▼

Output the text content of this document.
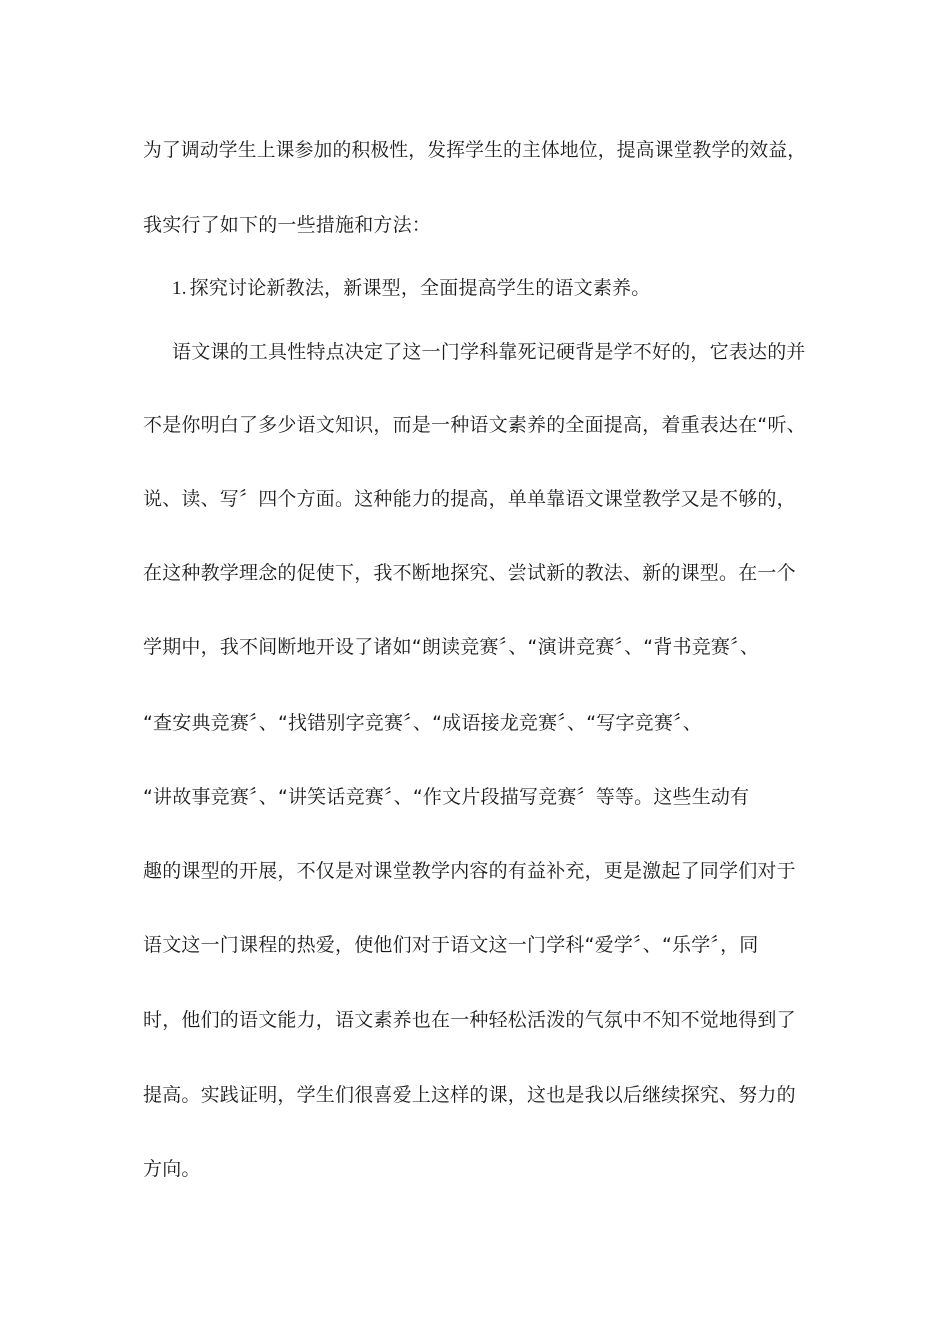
为了调动学生上课参加的积极性，发挥学生的主体地位，提高课堂教学的效益，
我实行了如下的一些措施和方法：
1. 探究讨论新教法，新课型，全面提高学生的语文素养。
语文课的工具性特点决定了这一门学科靠死记硬背是学不好的，它表达的并
不是你明白了多少语文知识，而是一种语文素养的全面提高，着重表达在“听、
说、读、写〞四个方面。这种能力的提高，单单靠语文课堂教学又是不够的，
在这种教学理念的促使下，我不断地探究、尝试新的教法、新的课型。在一个
学期中，我不间断地开设了诸如“朗读竞赛〞、“演讲竞赛〞、“背书竞赛〞、
“查安典竞赛〞、“找错别字竞赛〞、“成语接龙竞赛〞、“写字竞赛〞、
“讲故事竞赛〞、“讲笑话竞赛〞、“作文片段描写竞赛〞等等。这些生动有
趣的课型的开展，不仅是对课堂教学内容的有益补充，更是激起了同学们对于
语文这一门课程的热爱，使他们对于语文这一门学科“爱学〞、“乐学〞，同
时，他们的语文能力，语文素养也在一种轻松活泼的气氛中不知不觉地得到了
提高。实践证明，学生们很喜爱上这样的课，这也是我以后继续探究、努力的
方向。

▲

**Directions for this task**
Every line above should be returned exactly; the pictures stay out.

**The reply**
Output the text content of this document.
为了调动学生上课参加的积极性，发挥学生的主体地位，提高课堂教学的效益，
我实行了如下的一些措施和方法：
1. 探究讨论新教法，新课型，全面提高学生的语文素养。
语文课的工具性特点决定了这一门学科靠死记硬背是学不好的，它表达的并
不是你明白了多少语文知识，而是一种语文素养的全面提高，着重表达在“听、
说、读、写〞四个方面。这种能力的提高，单单靠语文课堂教学又是不够的，
在这种教学理念的促使下，我不断地探究、尝试新的教法、新的课型。在一个
学期中，我不间断地开设了诸如“朗读竞赛〞、“演讲竞赛〞、“背书竞赛〞、
“查安典竞赛〞、“找错别字竞赛〞、“成语接龙竞赛〞、“写字竞赛〞、
“讲故事竞赛〞、“讲笑话竞赛〞、“作文片段描写竞赛〞等等。这些生动有
趣的课型的开展，不仅是对课堂教学内容的有益补充，更是激起了同学们对于
语文这一门课程的热爱，使他们对于语文这一门学科“爱学〞、“乐学〞，同
时，他们的语文能力，语文素养也在一种轻松活泼的气氛中不知不觉地得到了
提高。实践证明，学生们很喜爱上这样的课，这也是我以后继续探究、努力的
方向。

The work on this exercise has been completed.